- _Set problem_: Please go on with the text about Ireland's Minister for Transport, picking up after its last sentence.

The Minister for Transport () is a senior minister in the Government of Ireland and leads the Department of Transport.

The current Minister for Transport is Eamon Ryan, TD. He is also Minister for the Environment, Climate and Communications.

Ryan is assisted by Jack Chambers, TD, Minister of State for International and Road Transport and Logistics.

Overview
The Minister and the department are responsible for implementing an integrated transport policy. 

Specific responsibilities which come under the aegis of the Minister for Transport in relation to national roads and to road transport in general include: delivering on the national roads programme as part of the national development plan; implementing the government's road safety strategy and related policies for the regulation of vehicle standards; road haulage licensing; driver licensing; and driver testing.

In respect of aviation policy, the department is responsible for ensuring that aviation practices and procedures comply with the best international standards; promoting the development of a vibrant, competitive and progressively regulated aviation sector and the provision of adequate airport infrastructure and competitive airport services.

- _Spatial layout data_:
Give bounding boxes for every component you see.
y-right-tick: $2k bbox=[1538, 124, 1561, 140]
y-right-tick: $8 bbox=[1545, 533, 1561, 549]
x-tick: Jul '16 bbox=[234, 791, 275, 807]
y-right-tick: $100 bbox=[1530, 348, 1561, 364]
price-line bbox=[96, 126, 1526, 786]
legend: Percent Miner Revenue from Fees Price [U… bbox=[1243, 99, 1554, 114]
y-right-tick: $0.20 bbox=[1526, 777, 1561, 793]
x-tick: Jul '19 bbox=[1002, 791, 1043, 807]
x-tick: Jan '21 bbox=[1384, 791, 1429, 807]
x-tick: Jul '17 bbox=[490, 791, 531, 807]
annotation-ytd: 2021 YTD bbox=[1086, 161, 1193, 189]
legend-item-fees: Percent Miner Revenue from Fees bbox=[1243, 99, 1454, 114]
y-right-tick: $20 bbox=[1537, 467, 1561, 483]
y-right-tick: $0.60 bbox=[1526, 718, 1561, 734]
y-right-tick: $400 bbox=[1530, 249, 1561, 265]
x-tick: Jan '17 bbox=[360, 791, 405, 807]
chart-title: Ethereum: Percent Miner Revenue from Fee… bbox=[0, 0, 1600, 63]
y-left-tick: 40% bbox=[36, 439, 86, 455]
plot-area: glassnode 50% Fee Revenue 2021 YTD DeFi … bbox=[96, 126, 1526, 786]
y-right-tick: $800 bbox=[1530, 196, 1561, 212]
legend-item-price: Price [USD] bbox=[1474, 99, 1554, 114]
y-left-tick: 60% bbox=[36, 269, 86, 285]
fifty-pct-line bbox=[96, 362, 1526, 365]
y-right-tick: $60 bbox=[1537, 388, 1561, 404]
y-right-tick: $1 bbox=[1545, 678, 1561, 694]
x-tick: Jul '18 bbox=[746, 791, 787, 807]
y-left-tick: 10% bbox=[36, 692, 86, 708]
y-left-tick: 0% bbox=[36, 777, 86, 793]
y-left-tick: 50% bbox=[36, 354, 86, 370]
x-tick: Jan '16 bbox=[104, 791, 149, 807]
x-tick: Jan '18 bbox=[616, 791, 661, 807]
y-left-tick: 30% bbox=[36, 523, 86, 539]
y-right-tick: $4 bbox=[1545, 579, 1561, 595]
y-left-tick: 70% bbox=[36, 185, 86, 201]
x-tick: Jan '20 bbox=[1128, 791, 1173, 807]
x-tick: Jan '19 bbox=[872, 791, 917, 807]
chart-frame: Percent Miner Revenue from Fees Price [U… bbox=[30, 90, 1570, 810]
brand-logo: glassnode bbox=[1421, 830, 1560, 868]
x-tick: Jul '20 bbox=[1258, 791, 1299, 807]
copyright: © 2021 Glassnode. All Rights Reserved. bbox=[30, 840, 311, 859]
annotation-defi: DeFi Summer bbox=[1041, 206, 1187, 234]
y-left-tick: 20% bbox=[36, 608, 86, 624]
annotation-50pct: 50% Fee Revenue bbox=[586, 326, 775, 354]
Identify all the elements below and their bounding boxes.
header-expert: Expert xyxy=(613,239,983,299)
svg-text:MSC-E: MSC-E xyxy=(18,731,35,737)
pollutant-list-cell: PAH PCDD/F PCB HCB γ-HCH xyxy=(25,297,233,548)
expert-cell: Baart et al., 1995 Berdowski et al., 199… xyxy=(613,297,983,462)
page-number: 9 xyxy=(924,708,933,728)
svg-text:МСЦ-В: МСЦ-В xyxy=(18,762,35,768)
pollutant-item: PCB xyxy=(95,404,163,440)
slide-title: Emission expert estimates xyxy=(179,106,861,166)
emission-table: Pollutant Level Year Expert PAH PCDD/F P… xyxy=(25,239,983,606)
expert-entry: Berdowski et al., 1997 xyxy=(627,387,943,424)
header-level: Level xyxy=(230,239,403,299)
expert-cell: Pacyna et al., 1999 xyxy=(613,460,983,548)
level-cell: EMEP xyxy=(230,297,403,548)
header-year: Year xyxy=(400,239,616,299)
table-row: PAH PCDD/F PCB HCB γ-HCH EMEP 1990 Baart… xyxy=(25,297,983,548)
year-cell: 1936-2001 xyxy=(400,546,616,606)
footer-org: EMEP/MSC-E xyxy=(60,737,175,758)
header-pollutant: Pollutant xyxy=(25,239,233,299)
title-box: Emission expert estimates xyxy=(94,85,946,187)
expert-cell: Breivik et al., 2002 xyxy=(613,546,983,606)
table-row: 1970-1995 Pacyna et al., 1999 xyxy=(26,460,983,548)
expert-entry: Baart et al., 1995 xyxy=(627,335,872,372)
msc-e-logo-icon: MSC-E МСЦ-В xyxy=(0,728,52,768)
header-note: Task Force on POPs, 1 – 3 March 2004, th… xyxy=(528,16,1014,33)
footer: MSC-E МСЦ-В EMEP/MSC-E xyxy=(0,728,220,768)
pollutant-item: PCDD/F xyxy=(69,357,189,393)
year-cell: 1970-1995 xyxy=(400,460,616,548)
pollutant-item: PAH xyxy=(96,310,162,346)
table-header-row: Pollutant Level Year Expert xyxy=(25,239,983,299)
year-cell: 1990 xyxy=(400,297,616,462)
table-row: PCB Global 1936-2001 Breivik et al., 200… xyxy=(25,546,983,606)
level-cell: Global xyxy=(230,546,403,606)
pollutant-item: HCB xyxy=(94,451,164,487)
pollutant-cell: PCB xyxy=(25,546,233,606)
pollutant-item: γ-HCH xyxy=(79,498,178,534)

- _Answer to this task_:
In respect of Maritime Transport, the department is responsible for establishing, promoting, regulating and enforcing Maritime Safety and Security Standards, providing emergency response services and safeguarding the Maritime Environment. It is also responsible for ports and shipping policy.

List of office-holders
The Department of Transport and Power was created by the Ministers and Secretaries (Amendment) Act 1959. On 2 January 1984, the Department of Transport was abolished under the Ministers and Secretaries (Amendment) Act 1983 and its functions transferred to the Department of Communications.

The Department of the Public Service was created by the Ministers and Secretaries (Amendment) Act 1973. In 1987, the functions of the Department of Public Service were transferred to the Department of Finance, and the statutory shell used for the formation of the Department of Transport. The subsequent changes to the department name and functions are shown in detail at the departmental page.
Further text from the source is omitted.